> [STATED TASK] Gather up every line that includes the string "những".

+++++

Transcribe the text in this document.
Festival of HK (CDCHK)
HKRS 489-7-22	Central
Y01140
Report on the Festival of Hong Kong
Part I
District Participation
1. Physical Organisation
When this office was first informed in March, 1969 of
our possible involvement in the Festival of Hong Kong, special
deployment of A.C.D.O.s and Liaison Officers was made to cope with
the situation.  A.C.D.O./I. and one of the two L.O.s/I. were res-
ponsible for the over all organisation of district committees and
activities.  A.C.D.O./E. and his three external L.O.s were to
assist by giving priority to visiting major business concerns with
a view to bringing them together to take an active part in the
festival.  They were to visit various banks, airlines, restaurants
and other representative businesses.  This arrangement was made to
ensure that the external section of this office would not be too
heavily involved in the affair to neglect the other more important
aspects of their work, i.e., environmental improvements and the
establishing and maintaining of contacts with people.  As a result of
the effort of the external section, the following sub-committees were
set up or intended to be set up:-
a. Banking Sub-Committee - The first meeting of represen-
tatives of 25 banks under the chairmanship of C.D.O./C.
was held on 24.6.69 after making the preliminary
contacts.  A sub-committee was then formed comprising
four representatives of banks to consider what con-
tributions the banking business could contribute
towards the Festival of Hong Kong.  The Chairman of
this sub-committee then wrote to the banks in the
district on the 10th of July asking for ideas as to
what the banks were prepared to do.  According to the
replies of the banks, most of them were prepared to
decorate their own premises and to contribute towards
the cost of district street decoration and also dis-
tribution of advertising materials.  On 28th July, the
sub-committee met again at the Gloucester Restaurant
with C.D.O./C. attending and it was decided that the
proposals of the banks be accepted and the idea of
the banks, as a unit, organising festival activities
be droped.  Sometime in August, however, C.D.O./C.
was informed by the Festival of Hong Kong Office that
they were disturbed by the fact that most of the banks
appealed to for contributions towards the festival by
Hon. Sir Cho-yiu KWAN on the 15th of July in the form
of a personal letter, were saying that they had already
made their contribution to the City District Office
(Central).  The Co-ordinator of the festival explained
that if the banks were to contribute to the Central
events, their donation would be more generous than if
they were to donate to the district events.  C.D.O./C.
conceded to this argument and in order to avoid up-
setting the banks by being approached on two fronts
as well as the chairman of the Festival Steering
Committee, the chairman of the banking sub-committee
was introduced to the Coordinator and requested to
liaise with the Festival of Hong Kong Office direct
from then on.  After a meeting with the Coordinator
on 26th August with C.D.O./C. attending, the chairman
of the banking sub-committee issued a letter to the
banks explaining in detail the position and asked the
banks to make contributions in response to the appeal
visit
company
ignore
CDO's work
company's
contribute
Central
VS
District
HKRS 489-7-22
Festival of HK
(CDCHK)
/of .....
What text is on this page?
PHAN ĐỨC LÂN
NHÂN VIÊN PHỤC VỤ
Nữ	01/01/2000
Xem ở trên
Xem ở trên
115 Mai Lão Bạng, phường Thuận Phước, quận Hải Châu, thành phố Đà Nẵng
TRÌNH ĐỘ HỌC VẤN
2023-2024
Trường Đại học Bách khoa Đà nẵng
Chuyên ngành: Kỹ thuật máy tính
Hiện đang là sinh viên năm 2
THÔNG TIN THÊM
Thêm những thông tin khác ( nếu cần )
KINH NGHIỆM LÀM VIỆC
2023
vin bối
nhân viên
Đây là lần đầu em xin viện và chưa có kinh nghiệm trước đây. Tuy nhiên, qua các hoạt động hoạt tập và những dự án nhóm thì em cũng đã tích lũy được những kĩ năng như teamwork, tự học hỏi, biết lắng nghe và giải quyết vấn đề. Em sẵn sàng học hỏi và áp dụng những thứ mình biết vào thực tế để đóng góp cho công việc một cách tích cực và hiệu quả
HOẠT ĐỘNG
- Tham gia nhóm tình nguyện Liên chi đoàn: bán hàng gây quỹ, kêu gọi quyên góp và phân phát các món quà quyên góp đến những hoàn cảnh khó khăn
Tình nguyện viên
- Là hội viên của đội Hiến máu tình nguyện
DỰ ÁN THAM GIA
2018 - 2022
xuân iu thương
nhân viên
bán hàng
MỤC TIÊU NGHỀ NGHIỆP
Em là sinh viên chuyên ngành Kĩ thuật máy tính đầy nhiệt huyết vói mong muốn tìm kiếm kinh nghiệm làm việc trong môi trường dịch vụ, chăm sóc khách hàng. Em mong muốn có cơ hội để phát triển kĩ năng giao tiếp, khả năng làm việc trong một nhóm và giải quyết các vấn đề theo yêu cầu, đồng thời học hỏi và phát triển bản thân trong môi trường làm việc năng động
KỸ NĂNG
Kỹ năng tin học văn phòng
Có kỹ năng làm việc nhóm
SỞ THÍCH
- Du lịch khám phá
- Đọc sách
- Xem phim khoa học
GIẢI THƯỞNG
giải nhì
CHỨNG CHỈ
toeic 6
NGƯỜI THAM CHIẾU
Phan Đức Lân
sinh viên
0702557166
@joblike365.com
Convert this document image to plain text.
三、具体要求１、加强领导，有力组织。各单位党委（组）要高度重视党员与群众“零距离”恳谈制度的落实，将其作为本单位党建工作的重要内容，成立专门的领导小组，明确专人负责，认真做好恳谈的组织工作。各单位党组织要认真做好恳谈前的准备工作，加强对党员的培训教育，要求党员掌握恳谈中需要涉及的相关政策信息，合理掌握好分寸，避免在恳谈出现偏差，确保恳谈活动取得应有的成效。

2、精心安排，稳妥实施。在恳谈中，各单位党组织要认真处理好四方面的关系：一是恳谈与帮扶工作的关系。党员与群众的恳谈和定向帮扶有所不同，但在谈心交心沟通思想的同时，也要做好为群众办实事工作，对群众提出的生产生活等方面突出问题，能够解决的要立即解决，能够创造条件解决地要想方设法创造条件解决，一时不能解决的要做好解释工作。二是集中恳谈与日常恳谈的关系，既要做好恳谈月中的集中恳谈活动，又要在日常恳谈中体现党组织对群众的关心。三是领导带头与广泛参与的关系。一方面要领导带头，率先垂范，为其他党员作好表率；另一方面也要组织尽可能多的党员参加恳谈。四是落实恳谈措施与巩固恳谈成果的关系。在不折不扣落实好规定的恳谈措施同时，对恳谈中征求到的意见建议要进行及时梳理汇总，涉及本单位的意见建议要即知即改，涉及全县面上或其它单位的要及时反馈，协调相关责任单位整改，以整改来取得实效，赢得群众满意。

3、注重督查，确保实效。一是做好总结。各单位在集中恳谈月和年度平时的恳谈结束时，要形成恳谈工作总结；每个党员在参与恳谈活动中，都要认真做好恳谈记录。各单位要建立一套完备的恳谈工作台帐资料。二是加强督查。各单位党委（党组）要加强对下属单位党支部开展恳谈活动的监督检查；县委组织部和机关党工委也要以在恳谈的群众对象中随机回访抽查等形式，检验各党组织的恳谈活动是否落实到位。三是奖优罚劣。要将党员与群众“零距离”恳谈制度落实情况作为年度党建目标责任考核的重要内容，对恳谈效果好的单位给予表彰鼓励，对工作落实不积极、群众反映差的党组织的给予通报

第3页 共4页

+++++

> [FINAL RESULT]
Thêm những thông tin khác ( nếu cần )
Đây là lần đầu em xin viện và chưa có kinh nghiệm trước đây. Tuy nhiên, qua các hoạt động hoạt tập và những dự án nhóm thì em cũng đã tích lũy được những kĩ năng như teamwork, tự học hỏi, biết lắng nghe và giải quyết vấn đề. Em sẵn sàng học hỏi và áp dụng những thứ mình biết vào thực tế để đóng góp cho công việc một cách tích cực và hiệu quả
- Tham gia nhóm tình nguyện Liên chi đoàn: bán hàng gây quỹ, kêu gọi quyên góp và phân phát các món quà quyên góp đến những hoàn cảnh khó khăn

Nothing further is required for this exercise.